Exercise details | Each line in the entries below that holds the string "таможенной" is to be listed.
--- BEGIN Data in this exercise ---
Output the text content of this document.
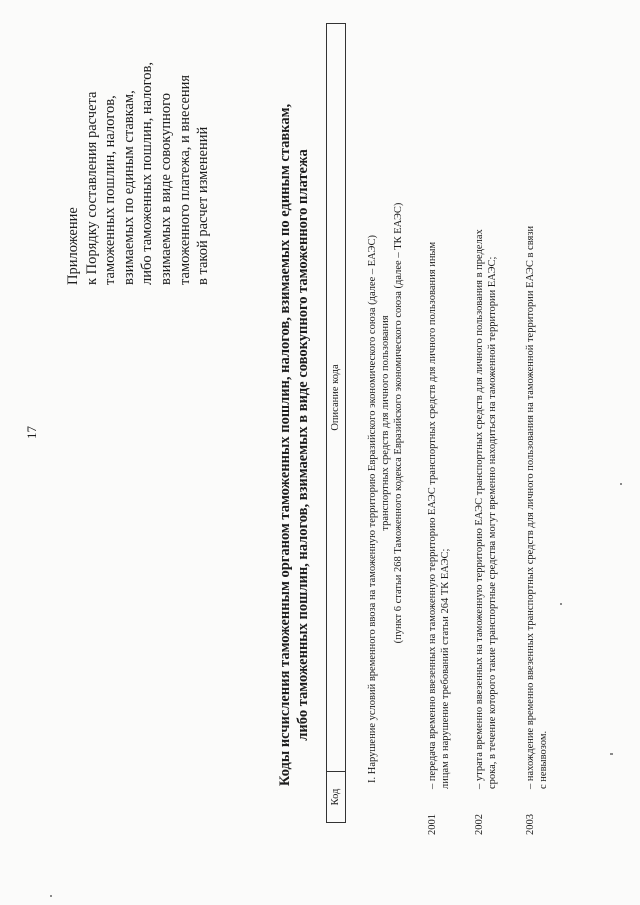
17
Приложение к Порядку составления расчета таможенных пошлин, налогов, взимаемых по единым ставкам, либо таможенных пошлин, налогов, взимаемых в виде совокупного таможенного платежа, и внесения в такой расчет изменений	Коды исчисления таможенным органом таможенных пошлин, налогов, взимаемых по единым ставкам, либо таможенных пошлин, налогов, взимаемых в виде совокупного таможенного платежа
Код
Описание кода	I. Нарушение условий временного ввоза на таможенную территорию Евразийского экономического союза (далее – ЕАЭС) транспортных средств для личного пользования (пункт 6 статьи 268 Таможенного кодекса Евразийского экономического союза (далее – ТК ЕАЭС)
2001
– передача временно ввезенных на таможенную территорию ЕАЭС транспортных средств для личного пользования иным лицам в нарушение требований статьи 264 ТК ЕАЭС;
2002
– утрата временно ввезенных на таможенную территорию ЕАЭС транспортных средств для личного пользования в пределах срока, в течение которого такие транспортные средства могут временно находиться на таможенной территории ЕАЭС;
2003
– нахождение временно ввезенных транспортных средств для личного пользования на таможенной территории ЕАЭС в связи с невывозом.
--- END Data in this exercise ---
Correct output |
– утрата временно ввезенных на таможенную территорию ЕАЭС транспортных средств для личного пользования в пределах срока, в течение которого такие транспортные средства могут временно находиться на таможенной территории ЕАЭС;
– нахождение временно ввезенных транспортных средств для личного пользования на таможенной территории ЕАЭС в связи с невывозом.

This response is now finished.